TO DO
List each line of the data that holds the word "Vector".

RECORDED DATA
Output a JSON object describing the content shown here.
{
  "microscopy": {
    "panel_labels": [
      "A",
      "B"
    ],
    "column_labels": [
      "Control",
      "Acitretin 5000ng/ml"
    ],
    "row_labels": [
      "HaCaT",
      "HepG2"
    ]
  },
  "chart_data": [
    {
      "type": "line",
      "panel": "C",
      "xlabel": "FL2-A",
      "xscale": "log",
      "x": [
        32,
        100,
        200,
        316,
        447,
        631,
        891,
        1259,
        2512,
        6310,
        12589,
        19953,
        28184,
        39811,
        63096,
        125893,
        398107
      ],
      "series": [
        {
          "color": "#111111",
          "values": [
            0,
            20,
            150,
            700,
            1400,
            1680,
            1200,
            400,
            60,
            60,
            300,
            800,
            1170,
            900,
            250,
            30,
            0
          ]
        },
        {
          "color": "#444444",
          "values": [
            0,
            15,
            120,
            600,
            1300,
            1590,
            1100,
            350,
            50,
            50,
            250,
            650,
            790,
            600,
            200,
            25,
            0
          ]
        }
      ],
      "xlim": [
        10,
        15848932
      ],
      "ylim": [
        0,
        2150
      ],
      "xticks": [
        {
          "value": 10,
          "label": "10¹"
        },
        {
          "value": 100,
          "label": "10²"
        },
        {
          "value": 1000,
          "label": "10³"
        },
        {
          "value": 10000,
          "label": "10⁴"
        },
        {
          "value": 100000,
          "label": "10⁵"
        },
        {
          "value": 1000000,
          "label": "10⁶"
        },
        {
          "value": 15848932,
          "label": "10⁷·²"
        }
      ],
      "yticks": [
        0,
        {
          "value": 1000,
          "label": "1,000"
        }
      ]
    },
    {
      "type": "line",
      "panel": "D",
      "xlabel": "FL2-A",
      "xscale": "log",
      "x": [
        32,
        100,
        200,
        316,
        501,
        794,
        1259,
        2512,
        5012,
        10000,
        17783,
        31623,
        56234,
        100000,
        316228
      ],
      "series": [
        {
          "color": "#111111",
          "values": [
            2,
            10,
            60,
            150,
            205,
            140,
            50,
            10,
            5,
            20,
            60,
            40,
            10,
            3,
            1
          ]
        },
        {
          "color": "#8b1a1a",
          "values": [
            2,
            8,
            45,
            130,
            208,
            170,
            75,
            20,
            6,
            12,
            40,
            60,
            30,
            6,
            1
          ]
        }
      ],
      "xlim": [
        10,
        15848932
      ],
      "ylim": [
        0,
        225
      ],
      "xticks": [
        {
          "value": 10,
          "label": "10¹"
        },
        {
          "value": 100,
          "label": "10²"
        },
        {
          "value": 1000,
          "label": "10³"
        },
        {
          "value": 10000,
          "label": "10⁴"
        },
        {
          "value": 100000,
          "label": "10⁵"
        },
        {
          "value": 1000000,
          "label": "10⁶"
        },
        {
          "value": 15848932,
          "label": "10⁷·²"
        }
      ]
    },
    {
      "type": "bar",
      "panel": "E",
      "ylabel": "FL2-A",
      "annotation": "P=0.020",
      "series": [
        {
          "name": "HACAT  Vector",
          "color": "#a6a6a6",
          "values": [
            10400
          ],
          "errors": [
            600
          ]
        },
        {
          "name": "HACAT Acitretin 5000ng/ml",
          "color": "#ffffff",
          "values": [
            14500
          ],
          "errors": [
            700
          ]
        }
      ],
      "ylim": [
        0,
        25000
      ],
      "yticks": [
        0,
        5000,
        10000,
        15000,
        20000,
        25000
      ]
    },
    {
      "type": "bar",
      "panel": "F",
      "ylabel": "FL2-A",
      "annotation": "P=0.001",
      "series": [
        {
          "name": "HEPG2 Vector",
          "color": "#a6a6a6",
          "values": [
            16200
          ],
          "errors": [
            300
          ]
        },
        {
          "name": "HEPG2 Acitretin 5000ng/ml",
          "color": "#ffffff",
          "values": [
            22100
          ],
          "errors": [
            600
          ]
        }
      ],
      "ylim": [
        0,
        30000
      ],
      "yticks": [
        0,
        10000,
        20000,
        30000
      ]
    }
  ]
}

SOLUTION TO THIS EXERCISE
          "name": "HACAT  Vector",
          "name": "HEPG2 Vector",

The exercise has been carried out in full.